What to produce
Look through the data below. Show each line where the string "description" occurs.

Stored data entries:
((

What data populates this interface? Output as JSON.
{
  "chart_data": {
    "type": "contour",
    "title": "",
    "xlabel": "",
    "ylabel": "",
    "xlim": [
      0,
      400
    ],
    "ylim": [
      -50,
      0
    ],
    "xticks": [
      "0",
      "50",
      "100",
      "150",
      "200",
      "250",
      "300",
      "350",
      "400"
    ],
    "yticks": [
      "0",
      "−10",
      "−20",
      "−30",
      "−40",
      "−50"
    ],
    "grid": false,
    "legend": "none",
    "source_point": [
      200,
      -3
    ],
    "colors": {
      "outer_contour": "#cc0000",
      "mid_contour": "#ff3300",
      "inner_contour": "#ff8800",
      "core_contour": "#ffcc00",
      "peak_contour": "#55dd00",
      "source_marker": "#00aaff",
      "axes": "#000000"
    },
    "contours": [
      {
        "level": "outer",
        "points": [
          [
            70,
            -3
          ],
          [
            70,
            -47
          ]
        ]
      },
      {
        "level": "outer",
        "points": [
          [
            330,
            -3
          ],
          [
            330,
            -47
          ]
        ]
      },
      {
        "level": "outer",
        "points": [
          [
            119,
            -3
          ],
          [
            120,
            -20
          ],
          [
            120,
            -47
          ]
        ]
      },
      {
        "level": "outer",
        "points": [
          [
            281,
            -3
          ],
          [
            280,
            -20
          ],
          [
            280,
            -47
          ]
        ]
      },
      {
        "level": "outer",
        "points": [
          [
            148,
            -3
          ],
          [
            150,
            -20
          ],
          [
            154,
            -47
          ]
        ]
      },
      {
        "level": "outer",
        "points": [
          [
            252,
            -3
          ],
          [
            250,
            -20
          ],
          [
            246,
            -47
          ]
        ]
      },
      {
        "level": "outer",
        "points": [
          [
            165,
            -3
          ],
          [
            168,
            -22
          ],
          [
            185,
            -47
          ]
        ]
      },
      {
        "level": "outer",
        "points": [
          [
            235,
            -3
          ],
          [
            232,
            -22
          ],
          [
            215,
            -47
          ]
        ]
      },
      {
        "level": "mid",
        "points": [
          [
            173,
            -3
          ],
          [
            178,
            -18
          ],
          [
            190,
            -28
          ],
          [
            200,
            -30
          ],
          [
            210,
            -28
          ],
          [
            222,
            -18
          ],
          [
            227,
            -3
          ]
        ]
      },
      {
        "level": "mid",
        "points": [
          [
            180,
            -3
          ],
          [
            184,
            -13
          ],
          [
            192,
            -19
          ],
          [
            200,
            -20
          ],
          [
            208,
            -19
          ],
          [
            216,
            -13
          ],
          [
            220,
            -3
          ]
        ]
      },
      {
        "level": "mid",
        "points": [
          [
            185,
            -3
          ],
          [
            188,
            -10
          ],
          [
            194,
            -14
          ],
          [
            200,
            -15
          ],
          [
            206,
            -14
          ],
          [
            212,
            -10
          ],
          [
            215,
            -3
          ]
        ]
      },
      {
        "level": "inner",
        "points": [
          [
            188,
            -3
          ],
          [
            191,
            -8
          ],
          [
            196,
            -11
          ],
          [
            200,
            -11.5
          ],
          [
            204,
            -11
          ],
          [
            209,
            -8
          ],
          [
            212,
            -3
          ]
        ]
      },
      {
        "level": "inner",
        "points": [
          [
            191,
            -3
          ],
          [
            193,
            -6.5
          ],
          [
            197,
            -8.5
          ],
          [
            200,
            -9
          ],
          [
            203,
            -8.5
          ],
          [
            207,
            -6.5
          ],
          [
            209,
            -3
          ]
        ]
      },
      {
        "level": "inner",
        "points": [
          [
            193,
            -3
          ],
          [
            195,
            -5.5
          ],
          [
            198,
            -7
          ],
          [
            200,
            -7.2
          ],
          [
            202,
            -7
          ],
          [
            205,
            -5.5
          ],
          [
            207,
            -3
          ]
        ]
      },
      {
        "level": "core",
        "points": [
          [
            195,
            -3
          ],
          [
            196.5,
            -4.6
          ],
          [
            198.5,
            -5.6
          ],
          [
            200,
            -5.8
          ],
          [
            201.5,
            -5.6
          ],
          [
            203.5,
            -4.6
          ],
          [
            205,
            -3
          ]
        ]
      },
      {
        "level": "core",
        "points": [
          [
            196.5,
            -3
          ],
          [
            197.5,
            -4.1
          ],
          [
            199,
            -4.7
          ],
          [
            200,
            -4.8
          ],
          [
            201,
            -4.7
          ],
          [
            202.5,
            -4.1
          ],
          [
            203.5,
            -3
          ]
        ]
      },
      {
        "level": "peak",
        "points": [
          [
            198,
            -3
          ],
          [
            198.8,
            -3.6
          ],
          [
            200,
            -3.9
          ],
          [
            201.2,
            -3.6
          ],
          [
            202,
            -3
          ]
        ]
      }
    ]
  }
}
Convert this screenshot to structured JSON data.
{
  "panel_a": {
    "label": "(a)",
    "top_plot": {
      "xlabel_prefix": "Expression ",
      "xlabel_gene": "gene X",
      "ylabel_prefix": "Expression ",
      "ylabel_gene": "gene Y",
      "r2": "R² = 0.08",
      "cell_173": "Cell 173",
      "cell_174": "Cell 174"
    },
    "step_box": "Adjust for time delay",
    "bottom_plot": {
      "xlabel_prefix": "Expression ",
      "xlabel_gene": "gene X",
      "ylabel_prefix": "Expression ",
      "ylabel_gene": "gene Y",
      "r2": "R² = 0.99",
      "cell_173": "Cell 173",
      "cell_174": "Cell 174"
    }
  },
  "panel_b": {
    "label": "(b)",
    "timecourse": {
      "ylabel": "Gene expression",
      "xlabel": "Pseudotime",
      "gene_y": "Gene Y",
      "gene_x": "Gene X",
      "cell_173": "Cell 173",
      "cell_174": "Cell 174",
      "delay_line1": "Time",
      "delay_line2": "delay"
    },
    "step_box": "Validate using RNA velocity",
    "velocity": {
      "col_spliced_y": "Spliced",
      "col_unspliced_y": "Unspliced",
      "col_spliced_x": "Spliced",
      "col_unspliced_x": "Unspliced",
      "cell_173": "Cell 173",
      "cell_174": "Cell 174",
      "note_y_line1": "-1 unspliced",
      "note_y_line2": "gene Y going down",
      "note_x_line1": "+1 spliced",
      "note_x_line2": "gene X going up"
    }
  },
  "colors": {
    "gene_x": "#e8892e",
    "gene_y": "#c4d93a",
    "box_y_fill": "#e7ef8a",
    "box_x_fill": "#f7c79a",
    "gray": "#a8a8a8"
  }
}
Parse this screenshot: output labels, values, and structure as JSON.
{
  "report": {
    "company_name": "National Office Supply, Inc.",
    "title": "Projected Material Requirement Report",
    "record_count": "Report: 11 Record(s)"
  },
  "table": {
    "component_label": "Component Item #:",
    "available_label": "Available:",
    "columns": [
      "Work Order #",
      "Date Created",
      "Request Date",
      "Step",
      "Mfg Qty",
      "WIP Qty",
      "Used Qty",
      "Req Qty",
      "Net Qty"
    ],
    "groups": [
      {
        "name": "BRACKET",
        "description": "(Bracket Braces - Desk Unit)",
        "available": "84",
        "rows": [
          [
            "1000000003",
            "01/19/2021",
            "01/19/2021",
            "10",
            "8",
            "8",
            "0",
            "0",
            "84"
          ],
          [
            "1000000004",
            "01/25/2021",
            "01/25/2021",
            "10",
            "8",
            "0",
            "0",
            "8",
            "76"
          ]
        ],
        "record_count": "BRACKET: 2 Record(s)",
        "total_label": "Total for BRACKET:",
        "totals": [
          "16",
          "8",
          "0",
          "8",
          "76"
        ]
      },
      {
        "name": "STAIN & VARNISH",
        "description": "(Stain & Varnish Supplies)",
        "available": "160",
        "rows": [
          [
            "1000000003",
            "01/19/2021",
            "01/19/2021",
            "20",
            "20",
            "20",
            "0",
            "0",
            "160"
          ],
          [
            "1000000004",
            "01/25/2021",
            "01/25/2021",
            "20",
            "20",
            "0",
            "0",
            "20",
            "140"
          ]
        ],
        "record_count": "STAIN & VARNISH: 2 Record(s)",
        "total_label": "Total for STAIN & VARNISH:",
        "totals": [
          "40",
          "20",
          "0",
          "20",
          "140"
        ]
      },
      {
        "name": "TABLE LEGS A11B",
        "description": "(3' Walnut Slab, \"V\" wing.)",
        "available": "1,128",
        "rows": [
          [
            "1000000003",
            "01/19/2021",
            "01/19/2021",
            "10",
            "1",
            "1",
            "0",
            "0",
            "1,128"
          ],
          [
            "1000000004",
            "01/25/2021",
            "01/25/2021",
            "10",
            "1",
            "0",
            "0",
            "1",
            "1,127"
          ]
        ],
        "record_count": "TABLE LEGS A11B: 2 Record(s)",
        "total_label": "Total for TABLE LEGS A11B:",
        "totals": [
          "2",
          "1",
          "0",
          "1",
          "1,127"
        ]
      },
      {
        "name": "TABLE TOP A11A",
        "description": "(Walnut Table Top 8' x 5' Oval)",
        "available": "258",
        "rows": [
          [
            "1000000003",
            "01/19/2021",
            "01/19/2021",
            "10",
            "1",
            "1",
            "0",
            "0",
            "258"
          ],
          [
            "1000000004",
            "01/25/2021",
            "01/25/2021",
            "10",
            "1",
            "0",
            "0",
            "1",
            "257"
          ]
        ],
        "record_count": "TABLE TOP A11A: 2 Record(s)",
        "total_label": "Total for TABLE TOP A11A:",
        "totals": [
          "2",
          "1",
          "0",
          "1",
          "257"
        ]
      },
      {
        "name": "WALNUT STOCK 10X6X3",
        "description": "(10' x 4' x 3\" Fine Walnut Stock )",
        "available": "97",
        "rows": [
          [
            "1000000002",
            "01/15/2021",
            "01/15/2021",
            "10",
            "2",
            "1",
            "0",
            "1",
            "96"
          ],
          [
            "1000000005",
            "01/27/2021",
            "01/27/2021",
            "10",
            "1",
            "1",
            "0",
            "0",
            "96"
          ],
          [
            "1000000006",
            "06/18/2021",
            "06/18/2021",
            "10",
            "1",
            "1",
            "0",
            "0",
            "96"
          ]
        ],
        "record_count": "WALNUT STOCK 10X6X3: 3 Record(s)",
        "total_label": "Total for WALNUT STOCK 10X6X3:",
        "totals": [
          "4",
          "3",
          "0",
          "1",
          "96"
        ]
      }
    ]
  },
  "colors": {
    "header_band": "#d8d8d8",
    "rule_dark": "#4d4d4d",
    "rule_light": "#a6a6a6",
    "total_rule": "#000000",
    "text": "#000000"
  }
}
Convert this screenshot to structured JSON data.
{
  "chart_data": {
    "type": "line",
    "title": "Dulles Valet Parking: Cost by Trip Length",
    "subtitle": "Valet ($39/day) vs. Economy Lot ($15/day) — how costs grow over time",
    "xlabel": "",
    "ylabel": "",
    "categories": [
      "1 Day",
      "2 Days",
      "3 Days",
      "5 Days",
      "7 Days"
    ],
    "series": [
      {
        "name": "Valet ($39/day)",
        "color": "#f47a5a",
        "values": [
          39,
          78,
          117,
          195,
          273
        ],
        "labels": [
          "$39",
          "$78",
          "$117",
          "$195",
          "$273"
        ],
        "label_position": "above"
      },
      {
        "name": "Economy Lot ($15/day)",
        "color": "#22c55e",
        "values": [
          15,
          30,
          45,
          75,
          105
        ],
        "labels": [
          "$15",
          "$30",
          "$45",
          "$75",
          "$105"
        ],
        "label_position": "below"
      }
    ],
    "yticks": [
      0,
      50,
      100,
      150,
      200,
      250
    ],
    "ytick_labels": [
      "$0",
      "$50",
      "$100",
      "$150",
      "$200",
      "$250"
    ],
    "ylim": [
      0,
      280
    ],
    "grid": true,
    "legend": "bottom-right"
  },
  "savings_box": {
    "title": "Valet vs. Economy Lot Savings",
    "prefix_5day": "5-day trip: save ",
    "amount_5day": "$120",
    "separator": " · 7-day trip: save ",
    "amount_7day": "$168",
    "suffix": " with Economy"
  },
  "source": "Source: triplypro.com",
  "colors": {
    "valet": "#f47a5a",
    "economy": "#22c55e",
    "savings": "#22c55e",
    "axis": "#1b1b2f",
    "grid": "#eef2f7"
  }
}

))

Answer
        "description": "(Bracket Braces - Desk Unit)",
        "description": "(Stain & Varnish Supplies)",
        "description": "(3' Walnut Slab, \"V\" wing.)",
        "description": "(Walnut Table Top 8' x 5' Oval)",
        "description": "(10' x 4' x 3\" Fine Walnut Stock )",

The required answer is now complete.